**SHORT EXERCISE:** In the data below, locate each line with the word "finger" and list it.

━━━ TASK INPUT ━━━

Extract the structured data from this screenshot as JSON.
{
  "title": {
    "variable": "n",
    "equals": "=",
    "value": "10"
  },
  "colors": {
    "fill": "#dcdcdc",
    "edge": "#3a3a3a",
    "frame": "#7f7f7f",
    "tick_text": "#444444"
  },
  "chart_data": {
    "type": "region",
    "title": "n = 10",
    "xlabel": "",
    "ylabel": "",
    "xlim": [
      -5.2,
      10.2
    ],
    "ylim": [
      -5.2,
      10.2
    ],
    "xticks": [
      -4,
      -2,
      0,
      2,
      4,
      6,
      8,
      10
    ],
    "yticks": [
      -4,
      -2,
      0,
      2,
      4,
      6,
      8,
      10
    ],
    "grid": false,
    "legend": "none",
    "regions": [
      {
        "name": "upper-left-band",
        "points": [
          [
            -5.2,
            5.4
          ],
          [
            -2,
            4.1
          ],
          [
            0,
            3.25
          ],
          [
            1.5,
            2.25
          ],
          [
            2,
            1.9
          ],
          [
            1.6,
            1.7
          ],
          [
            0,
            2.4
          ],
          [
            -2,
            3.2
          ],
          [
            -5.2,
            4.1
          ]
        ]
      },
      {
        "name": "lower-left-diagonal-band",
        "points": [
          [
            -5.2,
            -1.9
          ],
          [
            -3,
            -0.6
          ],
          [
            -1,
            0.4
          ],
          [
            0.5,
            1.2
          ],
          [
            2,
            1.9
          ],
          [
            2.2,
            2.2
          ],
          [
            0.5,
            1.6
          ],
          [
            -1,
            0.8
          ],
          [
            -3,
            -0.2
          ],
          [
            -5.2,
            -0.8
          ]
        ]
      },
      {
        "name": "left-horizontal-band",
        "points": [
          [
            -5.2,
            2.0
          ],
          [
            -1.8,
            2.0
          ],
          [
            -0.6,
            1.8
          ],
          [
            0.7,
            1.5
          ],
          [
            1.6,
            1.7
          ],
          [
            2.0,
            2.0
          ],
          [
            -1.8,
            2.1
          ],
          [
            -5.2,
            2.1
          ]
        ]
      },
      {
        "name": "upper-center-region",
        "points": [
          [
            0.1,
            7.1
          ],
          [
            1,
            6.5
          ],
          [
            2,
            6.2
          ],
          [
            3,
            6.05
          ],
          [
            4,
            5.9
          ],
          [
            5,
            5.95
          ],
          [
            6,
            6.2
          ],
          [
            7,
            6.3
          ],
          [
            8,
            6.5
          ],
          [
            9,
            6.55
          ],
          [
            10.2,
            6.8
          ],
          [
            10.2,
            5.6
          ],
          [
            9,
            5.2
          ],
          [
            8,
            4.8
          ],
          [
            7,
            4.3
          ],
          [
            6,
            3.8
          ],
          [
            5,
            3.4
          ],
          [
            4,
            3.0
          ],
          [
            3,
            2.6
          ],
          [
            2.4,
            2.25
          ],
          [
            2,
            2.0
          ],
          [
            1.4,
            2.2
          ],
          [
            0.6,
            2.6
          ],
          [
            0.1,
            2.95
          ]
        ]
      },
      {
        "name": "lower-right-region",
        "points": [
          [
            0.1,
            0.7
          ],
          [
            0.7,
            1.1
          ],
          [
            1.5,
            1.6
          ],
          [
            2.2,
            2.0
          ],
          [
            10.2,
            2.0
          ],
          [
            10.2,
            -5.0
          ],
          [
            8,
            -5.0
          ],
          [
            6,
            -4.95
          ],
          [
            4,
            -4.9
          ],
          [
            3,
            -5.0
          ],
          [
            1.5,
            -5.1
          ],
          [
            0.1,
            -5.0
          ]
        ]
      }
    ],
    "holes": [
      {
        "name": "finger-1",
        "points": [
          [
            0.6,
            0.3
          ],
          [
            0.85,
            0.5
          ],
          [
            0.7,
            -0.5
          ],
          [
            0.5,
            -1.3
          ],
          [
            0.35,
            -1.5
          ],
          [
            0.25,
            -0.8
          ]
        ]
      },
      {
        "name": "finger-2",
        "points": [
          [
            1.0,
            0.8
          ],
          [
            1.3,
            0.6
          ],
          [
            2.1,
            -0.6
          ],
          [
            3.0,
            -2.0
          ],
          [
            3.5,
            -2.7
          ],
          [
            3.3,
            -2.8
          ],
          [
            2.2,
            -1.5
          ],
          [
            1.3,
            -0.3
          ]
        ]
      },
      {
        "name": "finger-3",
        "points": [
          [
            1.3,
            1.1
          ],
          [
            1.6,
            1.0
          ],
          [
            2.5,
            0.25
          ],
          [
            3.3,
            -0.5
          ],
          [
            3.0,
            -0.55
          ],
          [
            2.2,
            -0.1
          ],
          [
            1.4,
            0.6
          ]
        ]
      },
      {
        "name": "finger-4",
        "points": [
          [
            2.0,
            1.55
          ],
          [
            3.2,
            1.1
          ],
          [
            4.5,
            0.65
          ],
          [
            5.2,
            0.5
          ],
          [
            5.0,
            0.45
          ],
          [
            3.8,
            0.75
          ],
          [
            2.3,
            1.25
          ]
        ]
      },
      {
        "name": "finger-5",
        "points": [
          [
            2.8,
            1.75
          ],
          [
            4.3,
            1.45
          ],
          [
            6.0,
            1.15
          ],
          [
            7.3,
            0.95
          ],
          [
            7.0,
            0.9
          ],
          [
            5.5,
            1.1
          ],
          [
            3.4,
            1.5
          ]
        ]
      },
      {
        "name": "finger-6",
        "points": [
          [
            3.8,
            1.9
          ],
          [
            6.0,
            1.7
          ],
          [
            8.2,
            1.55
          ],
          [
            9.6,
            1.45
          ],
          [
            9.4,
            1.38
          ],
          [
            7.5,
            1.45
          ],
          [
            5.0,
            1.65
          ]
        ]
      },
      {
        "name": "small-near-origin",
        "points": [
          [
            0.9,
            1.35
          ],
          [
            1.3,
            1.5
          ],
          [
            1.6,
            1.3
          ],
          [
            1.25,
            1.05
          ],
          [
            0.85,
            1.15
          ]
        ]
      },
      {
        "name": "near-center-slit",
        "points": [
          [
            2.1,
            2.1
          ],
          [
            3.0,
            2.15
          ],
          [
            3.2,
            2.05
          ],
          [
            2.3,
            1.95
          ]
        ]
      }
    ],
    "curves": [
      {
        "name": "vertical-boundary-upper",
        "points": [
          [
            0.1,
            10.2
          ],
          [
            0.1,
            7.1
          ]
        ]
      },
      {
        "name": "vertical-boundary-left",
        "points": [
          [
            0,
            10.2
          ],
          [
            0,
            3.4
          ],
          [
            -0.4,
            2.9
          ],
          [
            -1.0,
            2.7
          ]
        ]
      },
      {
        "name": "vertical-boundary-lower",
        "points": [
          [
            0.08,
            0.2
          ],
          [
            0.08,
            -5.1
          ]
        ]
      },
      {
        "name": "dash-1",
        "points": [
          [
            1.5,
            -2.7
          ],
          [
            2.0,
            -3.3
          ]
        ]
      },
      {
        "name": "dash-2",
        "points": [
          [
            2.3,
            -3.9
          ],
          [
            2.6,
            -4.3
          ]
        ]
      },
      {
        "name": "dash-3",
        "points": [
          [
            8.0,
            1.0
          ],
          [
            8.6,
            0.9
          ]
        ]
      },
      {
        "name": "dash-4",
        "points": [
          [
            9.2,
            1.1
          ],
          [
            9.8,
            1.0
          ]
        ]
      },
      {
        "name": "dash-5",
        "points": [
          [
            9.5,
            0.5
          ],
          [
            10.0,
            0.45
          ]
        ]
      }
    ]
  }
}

━━━

**EXPECTED OUTPUT:**
        "name": "finger-1",
        "name": "finger-2",
        "name": "finger-3",
        "name": "finger-4",
        "name": "finger-5",
        "name": "finger-6",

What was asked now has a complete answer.